— WHAT THE TASK REQUIRES —
Recast the items below as a Markdown table with the columns Row and Line. Start at the line that contains "I need the location", continue through the line that contains "- spectral-mark-mode-2: [350, 412, 352, 421]", skip blank lines, and leave out the pictures.

— DATA FOR THIS TASK —

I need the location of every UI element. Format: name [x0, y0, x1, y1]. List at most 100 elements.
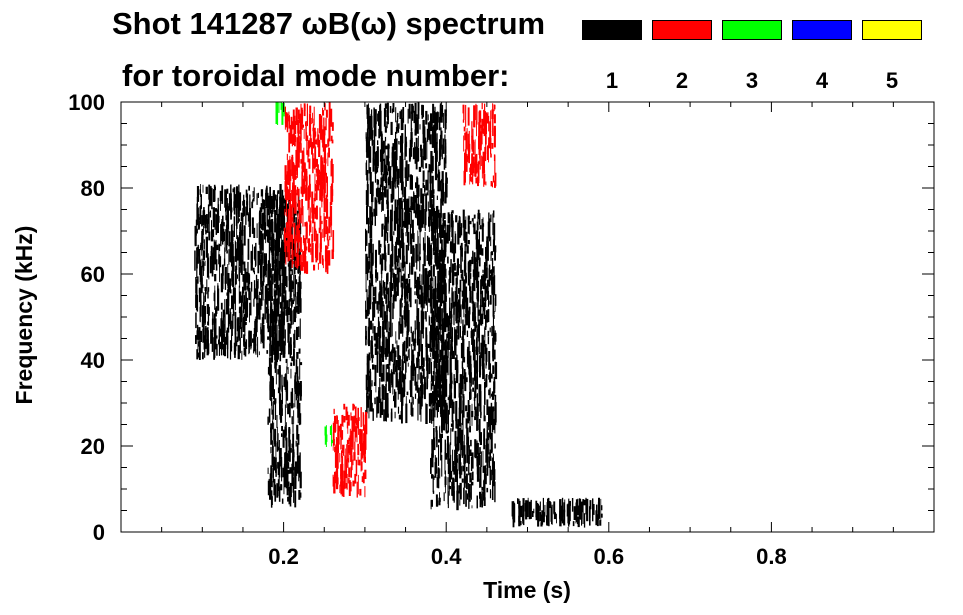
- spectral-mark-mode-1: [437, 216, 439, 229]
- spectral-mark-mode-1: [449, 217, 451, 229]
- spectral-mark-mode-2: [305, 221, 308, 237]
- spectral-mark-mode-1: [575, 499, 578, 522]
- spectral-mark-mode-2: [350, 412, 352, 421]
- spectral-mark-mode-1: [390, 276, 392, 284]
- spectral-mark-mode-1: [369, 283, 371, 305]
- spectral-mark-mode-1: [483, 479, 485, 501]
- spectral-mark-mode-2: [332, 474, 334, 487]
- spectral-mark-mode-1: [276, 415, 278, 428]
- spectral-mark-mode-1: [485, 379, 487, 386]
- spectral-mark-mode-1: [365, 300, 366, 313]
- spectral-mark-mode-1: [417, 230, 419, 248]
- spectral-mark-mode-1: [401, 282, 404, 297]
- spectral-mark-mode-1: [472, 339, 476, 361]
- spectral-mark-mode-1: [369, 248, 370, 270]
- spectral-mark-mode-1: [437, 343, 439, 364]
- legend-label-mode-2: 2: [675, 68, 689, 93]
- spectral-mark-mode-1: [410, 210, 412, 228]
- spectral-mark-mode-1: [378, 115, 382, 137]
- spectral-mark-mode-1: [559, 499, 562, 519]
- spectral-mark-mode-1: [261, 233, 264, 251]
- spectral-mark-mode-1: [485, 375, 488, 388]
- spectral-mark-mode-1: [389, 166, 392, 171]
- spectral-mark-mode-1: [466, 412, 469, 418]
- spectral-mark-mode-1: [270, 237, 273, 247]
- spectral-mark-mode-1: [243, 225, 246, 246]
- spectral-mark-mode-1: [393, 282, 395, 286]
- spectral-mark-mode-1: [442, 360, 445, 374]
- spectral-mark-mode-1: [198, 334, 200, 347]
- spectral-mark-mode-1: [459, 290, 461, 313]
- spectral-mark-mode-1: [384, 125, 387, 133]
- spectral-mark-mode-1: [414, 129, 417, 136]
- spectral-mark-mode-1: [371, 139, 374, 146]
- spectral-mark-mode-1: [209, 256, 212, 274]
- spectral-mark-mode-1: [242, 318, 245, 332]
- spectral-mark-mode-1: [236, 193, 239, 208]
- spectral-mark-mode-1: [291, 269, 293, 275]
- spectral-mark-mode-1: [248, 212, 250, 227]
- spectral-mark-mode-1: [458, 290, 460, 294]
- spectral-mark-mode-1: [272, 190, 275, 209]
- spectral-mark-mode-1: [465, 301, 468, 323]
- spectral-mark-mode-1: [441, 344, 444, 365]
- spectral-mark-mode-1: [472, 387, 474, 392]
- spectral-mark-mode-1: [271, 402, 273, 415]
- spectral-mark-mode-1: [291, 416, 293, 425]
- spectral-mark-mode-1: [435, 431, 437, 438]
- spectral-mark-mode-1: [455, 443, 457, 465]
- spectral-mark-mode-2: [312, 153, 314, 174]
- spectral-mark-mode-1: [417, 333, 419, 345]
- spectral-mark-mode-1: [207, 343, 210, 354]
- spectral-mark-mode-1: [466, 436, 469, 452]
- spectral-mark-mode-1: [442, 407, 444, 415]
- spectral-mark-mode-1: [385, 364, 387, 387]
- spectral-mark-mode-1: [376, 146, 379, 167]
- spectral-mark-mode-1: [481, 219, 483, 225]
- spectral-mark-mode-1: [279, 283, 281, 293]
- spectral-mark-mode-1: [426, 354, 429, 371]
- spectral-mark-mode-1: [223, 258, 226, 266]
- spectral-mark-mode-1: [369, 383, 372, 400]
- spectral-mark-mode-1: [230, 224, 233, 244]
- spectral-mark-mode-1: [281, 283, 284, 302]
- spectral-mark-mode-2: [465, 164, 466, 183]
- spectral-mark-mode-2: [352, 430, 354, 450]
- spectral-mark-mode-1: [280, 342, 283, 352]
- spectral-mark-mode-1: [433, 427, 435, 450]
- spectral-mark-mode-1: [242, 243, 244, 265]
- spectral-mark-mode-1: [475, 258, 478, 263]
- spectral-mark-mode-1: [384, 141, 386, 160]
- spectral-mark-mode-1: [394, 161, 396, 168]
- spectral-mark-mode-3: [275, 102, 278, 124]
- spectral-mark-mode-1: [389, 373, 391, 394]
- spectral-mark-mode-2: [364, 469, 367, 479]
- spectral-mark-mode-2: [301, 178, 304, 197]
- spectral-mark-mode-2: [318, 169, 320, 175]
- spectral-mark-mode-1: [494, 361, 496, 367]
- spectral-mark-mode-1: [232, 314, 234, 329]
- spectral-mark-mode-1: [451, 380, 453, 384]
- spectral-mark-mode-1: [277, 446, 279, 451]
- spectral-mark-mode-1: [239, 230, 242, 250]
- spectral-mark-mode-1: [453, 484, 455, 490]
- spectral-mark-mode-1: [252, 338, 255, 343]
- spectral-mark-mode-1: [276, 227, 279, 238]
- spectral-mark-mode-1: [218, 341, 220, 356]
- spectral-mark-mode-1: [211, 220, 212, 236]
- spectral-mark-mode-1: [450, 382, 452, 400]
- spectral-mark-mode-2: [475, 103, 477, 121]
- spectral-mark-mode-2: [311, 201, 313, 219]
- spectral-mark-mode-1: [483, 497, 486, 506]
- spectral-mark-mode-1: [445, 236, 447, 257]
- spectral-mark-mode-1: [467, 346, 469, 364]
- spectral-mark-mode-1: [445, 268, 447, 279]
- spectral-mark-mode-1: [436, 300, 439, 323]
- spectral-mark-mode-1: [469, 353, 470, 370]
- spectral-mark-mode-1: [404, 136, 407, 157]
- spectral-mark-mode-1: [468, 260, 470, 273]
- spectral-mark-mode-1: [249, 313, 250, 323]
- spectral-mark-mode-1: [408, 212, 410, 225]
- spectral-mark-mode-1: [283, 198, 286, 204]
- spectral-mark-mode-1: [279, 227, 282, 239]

--

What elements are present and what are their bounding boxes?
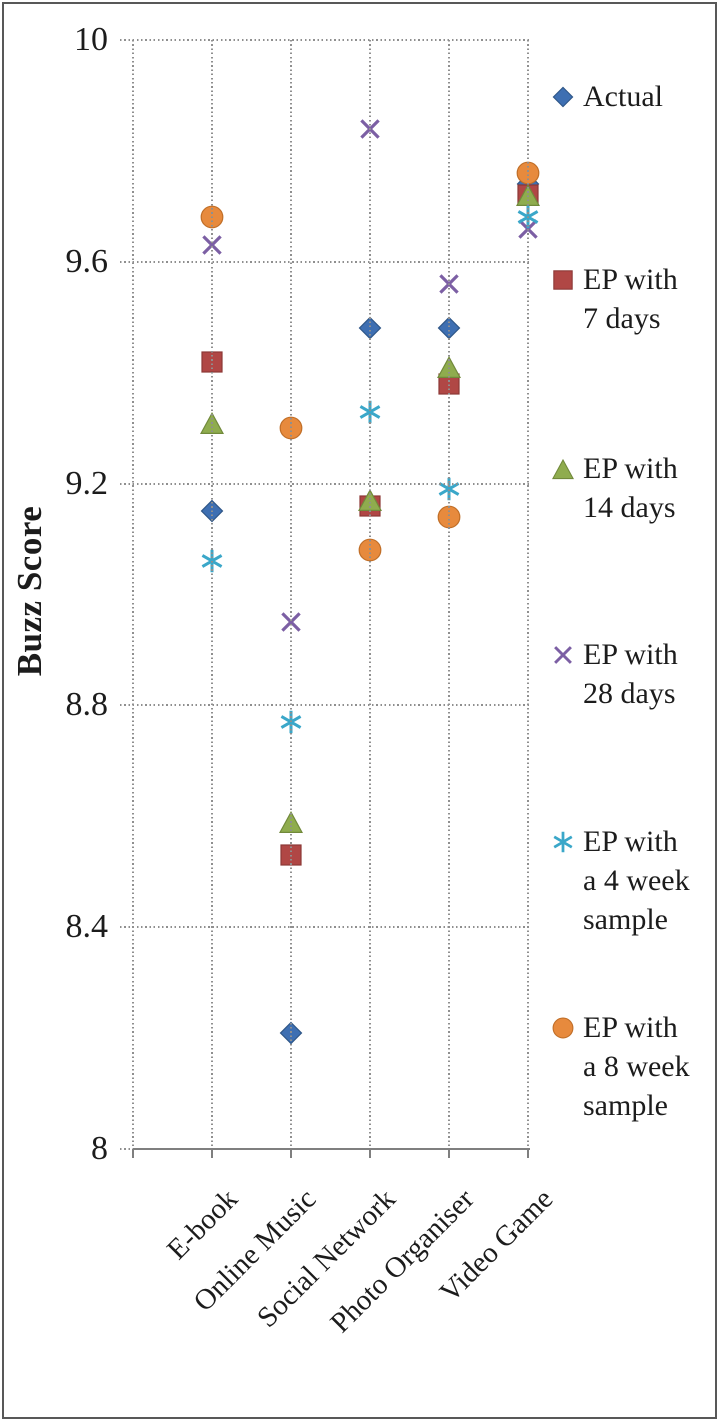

— EXPECTED ANSWER —
| Row | Line |
|---|---|
| 1 | I need the location of every UI element. Format: name [x0, y0, x1, y1]. List at most 100 elements. |
| 2 | - spectral-mark-mode-1: [437, 216, 439, 229] |
| 3 | - spectral-mark-mode-1: [449, 217, 451, 229] |
| 4 | - spectral-mark-mode-2: [305, 221, 308, 237] |
| 5 | - spectral-mark-mode-1: [575, 499, 578, 522] |
| 6 | - spectral-mark-mode-2: [350, 412, 352, 421] |